__WHAT TO PRODUCE__
Collect each line containing "Event".

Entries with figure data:
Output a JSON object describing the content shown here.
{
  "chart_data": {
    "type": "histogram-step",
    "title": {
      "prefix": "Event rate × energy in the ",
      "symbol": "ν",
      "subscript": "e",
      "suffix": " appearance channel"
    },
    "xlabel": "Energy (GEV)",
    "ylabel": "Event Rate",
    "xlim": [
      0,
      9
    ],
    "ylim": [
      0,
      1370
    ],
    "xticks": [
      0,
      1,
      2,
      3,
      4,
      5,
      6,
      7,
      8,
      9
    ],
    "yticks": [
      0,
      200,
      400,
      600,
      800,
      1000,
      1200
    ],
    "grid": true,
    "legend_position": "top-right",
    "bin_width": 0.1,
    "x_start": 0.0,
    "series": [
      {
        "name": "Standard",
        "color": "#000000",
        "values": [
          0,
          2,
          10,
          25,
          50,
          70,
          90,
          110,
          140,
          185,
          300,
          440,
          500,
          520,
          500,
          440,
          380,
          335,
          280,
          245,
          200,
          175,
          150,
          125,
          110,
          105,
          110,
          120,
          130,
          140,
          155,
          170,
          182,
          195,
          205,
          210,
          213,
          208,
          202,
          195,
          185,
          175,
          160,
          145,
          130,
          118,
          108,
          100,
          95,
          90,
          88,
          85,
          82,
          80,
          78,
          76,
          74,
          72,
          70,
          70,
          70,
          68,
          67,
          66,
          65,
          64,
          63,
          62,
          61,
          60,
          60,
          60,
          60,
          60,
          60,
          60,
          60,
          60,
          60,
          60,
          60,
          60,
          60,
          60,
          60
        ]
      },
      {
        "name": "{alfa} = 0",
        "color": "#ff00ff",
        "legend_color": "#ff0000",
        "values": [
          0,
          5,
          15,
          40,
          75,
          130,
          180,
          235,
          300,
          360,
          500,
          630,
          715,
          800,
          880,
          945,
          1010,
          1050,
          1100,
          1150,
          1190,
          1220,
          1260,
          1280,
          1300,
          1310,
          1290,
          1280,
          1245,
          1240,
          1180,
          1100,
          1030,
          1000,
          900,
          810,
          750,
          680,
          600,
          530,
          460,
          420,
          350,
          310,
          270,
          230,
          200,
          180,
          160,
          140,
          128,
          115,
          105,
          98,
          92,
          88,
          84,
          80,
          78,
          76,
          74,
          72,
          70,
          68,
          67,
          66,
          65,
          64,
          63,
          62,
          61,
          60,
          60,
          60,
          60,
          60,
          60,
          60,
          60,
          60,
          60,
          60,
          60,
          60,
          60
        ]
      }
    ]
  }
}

__RESPONSE TO THIS TASK__
      "prefix": "Event rate × energy in the ",
    "ylabel": "Event Rate",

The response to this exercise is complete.